[Your objective] Take every line where the string "that" appears and copy it.
— start Excerpted data —
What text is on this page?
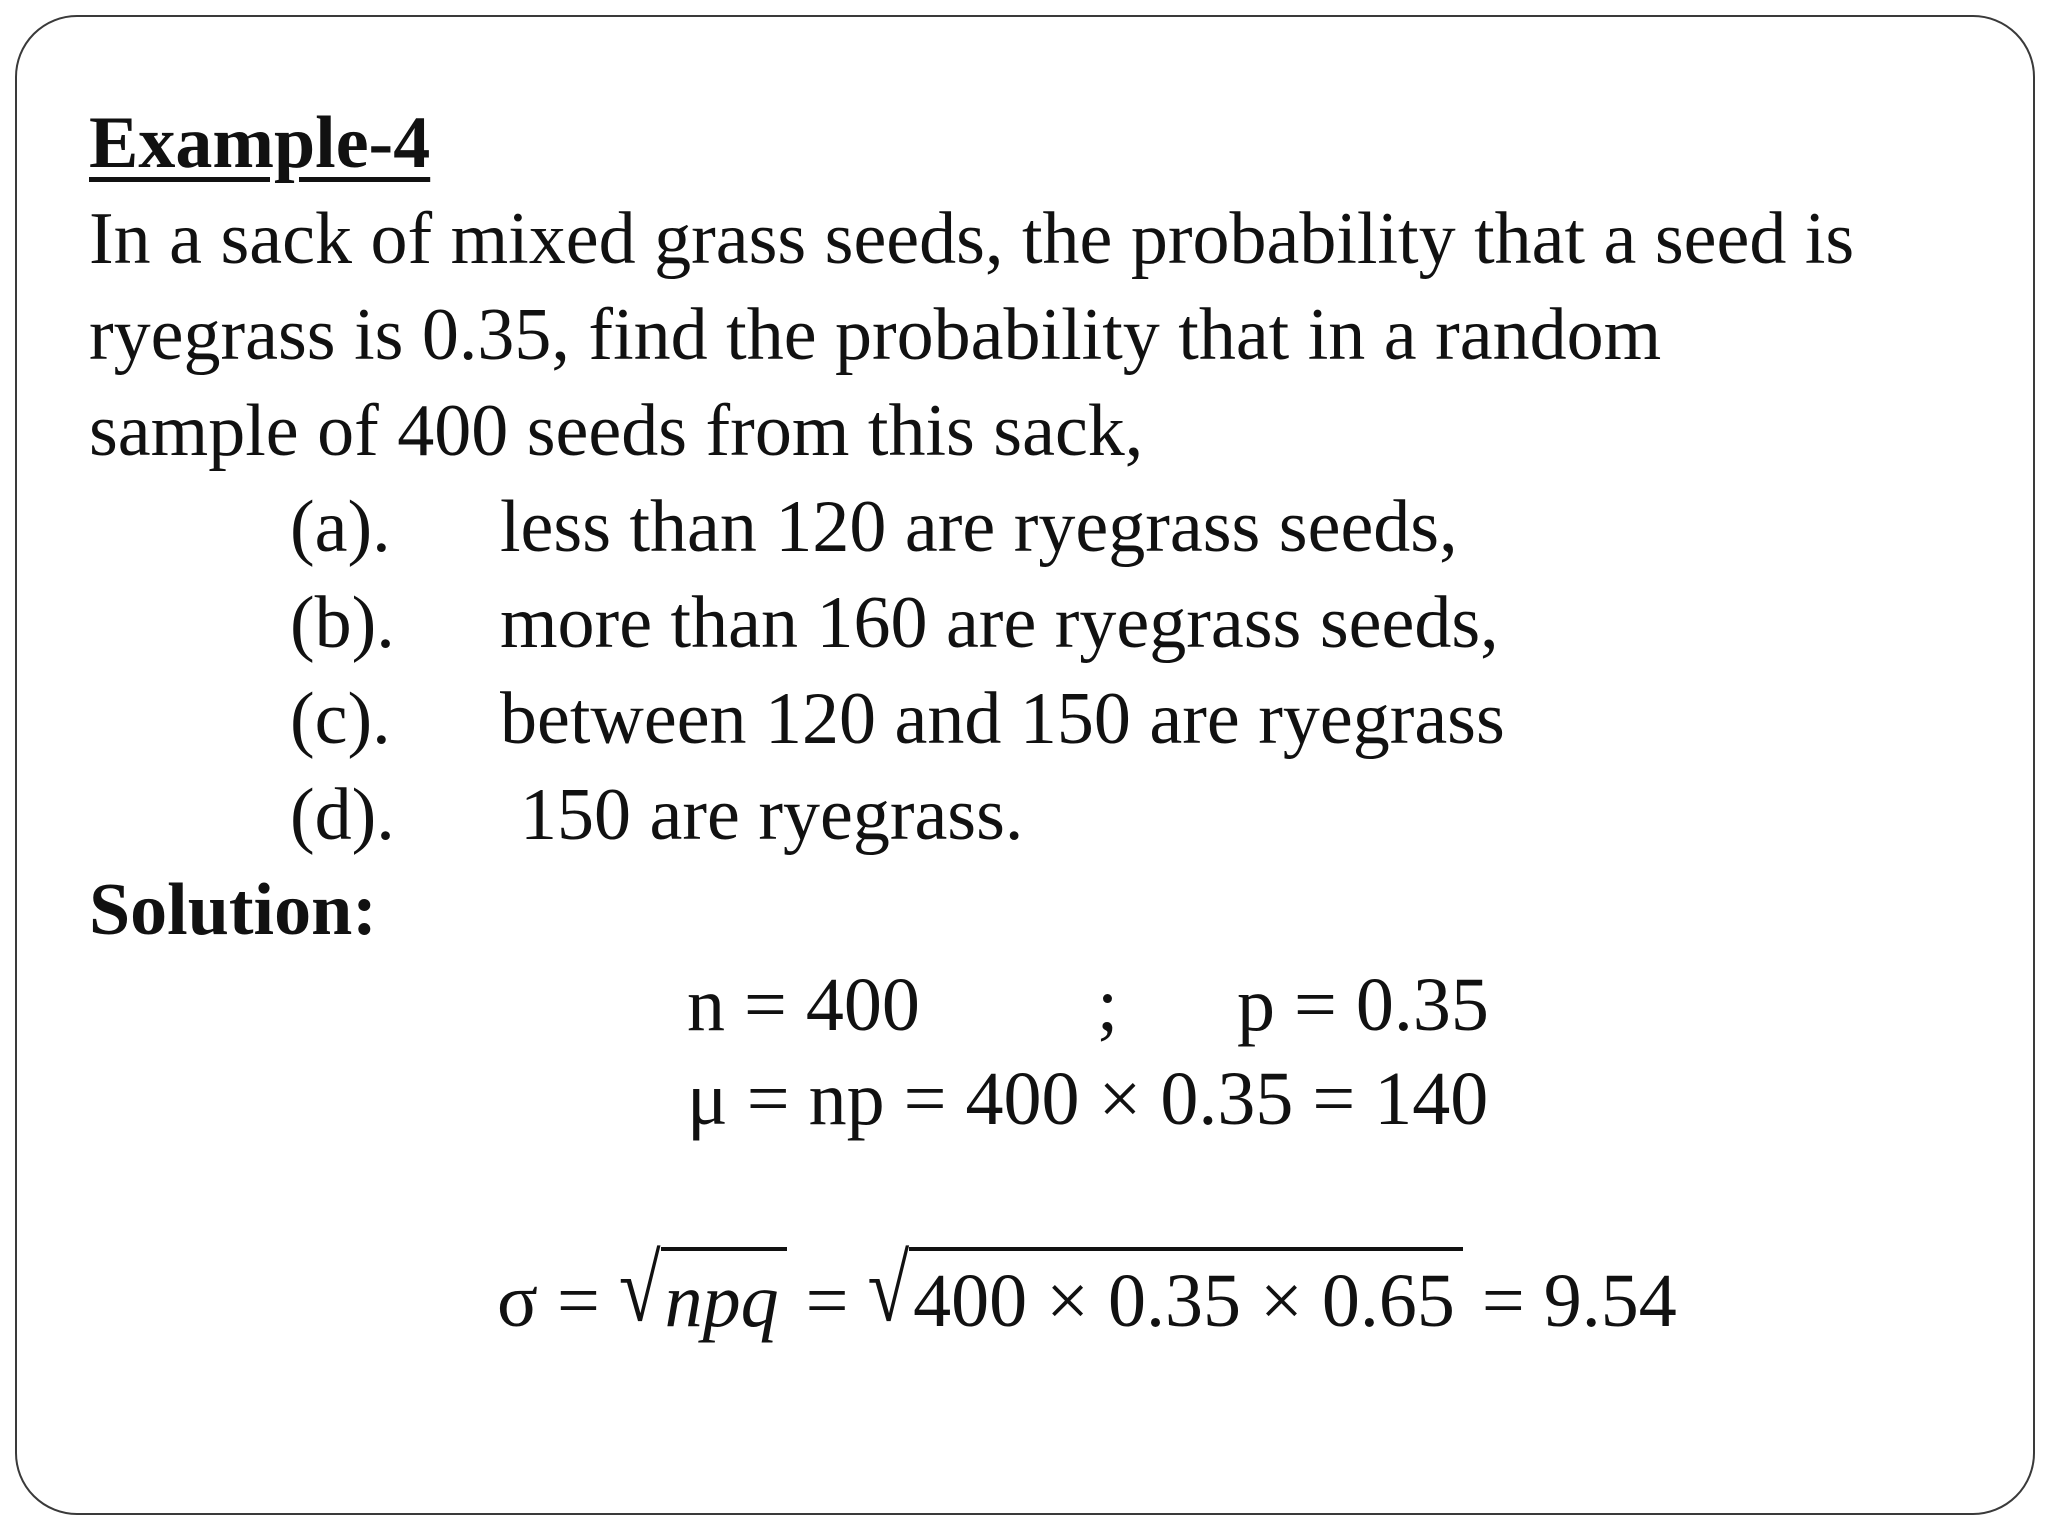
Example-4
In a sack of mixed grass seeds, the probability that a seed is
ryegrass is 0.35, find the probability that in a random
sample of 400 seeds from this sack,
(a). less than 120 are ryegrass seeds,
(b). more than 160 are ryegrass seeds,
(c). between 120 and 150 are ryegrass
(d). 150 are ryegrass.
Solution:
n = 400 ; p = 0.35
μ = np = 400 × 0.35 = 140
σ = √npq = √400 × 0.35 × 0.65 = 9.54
— end Excerpted data —
— start Excerpted data —
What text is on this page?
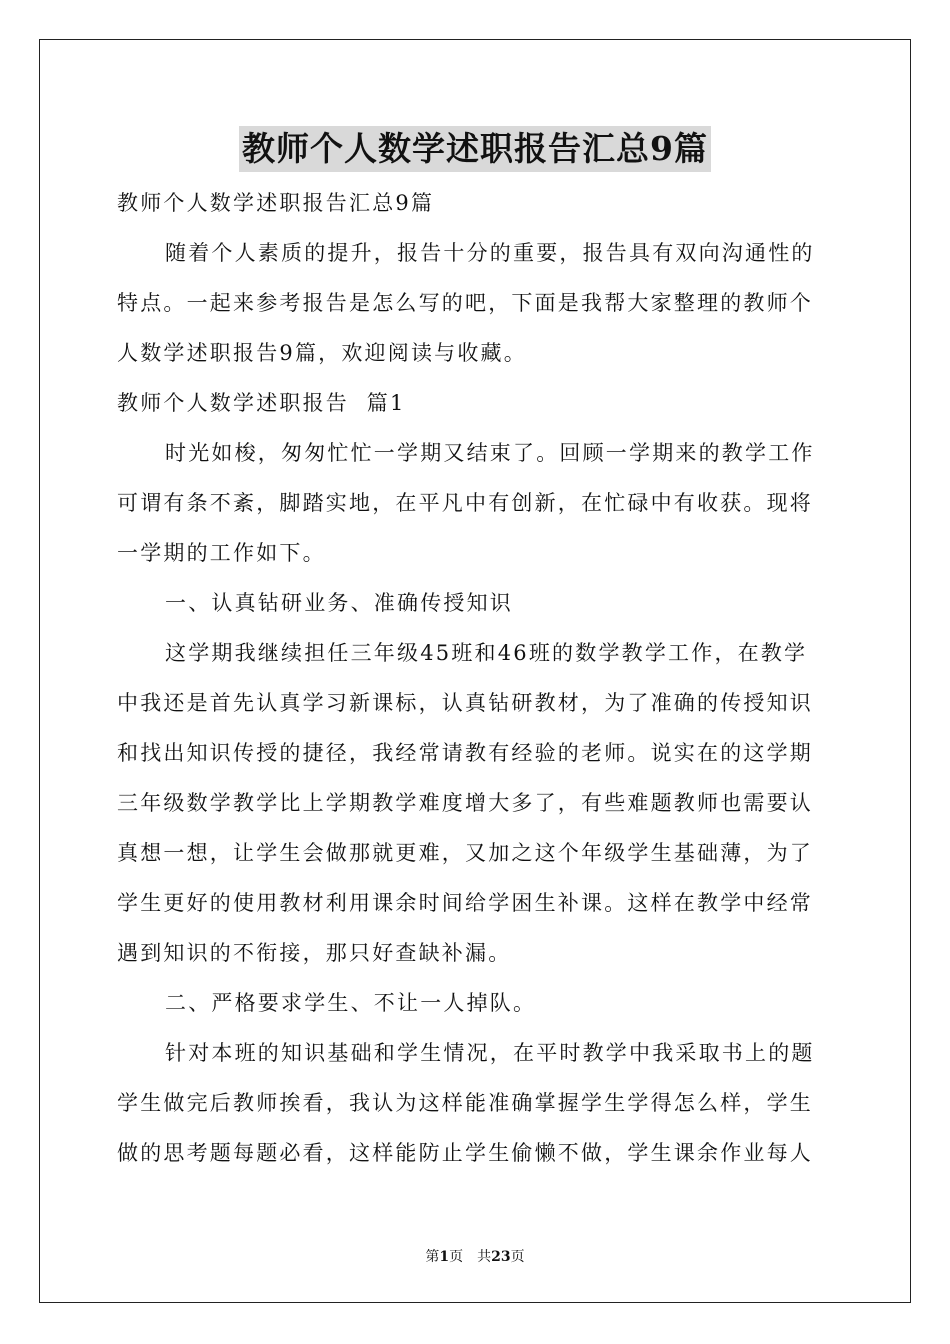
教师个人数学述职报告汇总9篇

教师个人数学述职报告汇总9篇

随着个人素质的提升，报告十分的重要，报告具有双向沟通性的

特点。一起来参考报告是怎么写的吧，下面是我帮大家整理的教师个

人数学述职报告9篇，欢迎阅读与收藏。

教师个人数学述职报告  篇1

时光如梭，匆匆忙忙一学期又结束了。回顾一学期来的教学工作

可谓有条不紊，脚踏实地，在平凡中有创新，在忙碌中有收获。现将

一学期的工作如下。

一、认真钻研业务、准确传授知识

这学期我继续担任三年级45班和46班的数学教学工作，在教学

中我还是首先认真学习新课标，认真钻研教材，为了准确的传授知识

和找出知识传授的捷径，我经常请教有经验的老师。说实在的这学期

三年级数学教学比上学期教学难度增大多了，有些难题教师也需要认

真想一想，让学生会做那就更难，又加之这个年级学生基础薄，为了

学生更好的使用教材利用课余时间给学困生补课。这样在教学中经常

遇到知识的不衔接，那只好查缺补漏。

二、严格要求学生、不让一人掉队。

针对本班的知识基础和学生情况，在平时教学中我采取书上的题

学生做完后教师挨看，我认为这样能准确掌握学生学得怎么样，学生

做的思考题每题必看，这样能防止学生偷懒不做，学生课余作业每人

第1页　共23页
— end Excerpted data —
[In response]
In a sack of mixed grass seeds, the probability that a seed is
ryegrass is 0.35, find the probability that in a random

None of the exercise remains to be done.